● **Problem details**: Transcribe the material below exactly as it appears.

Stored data
+--

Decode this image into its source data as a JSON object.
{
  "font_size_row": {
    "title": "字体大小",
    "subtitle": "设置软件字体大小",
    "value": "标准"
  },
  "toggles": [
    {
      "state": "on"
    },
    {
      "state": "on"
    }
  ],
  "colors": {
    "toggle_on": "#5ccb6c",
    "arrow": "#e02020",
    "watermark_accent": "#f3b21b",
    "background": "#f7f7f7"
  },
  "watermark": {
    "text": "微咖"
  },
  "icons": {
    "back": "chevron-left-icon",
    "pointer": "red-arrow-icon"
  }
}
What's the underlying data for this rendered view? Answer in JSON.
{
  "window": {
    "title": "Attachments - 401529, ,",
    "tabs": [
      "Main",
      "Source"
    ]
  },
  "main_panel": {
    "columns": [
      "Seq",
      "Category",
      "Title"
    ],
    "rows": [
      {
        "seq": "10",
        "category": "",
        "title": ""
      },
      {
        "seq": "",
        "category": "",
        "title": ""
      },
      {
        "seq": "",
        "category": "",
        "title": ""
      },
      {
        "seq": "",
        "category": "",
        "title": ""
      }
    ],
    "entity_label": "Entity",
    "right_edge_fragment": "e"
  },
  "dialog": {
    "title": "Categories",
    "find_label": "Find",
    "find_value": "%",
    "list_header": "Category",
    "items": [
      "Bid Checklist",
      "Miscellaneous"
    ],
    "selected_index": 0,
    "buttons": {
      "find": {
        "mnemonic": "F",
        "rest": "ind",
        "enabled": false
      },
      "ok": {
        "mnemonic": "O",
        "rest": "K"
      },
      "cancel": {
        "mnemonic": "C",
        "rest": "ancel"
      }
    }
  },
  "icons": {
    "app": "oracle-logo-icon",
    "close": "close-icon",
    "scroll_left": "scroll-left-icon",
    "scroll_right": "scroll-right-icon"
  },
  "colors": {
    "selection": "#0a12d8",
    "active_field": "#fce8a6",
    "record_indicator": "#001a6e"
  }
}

+--

● **Completed exercise**:
Decode this image into its source data as a JSON object.
{
  "font_size_row": {
    "title": "字体大小",
    "subtitle": "设置软件字体大小",
    "value": "标准"
  },
  "toggles": [
    {
      "state": "on"
    },
    {
      "state": "on"
    }
  ],
  "colors": {
    "toggle_on": "#5ccb6c",
    "arrow": "#e02020",
    "watermark_accent": "#f3b21b",
    "background": "#f7f7f7"
  },
  "watermark": {
    "text": "微咖"
  },
  "icons": {
    "back": "chevron-left-icon",
    "pointer": "red-arrow-icon"
  }
}
What's the underlying data for this rendered view? Answer in JSON.
{
  "window": {
    "title": "Attachments - 401529, ,",
    "tabs": [
      "Main",
      "Source"
    ]
  },
  "main_panel": {
    "columns": [
      "Seq",
      "Category",
      "Title"
    ],
    "rows": [
      {
        "seq": "10",
        "category": "",
        "title": ""
      },
      {
        "seq": "",
        "category": "",
        "title": ""
      },
      {
        "seq": "",
        "category": "",
        "title": ""
      },
      {
        "seq": "",
        "category": "",
        "title": ""
      }
    ],
    "entity_label": "Entity",
    "right_edge_fragment": "e"
  },
  "dialog": {
    "title": "Categories",
    "find_label": "Find",
    "find_value": "%",
    "list_header": "Category",
    "items": [
      "Bid Checklist",
      "Miscellaneous"
    ],
    "selected_index": 0,
    "buttons": {
      "find": {
        "mnemonic": "F",
        "rest": "ind",
        "enabled": false
      },
      "ok": {
        "mnemonic": "O",
        "rest": "K"
      },
      "cancel": {
        "mnemonic": "C",
        "rest": "ancel"
      }
    }
  },
  "icons": {
    "app": "oracle-logo-icon",
    "close": "close-icon",
    "scroll_left": "scroll-left-icon",
    "scroll_right": "scroll-right-icon"
  },
  "colors": {
    "selection": "#0a12d8",
    "active_field": "#fce8a6",
    "record_indicator": "#001a6e"
  }
}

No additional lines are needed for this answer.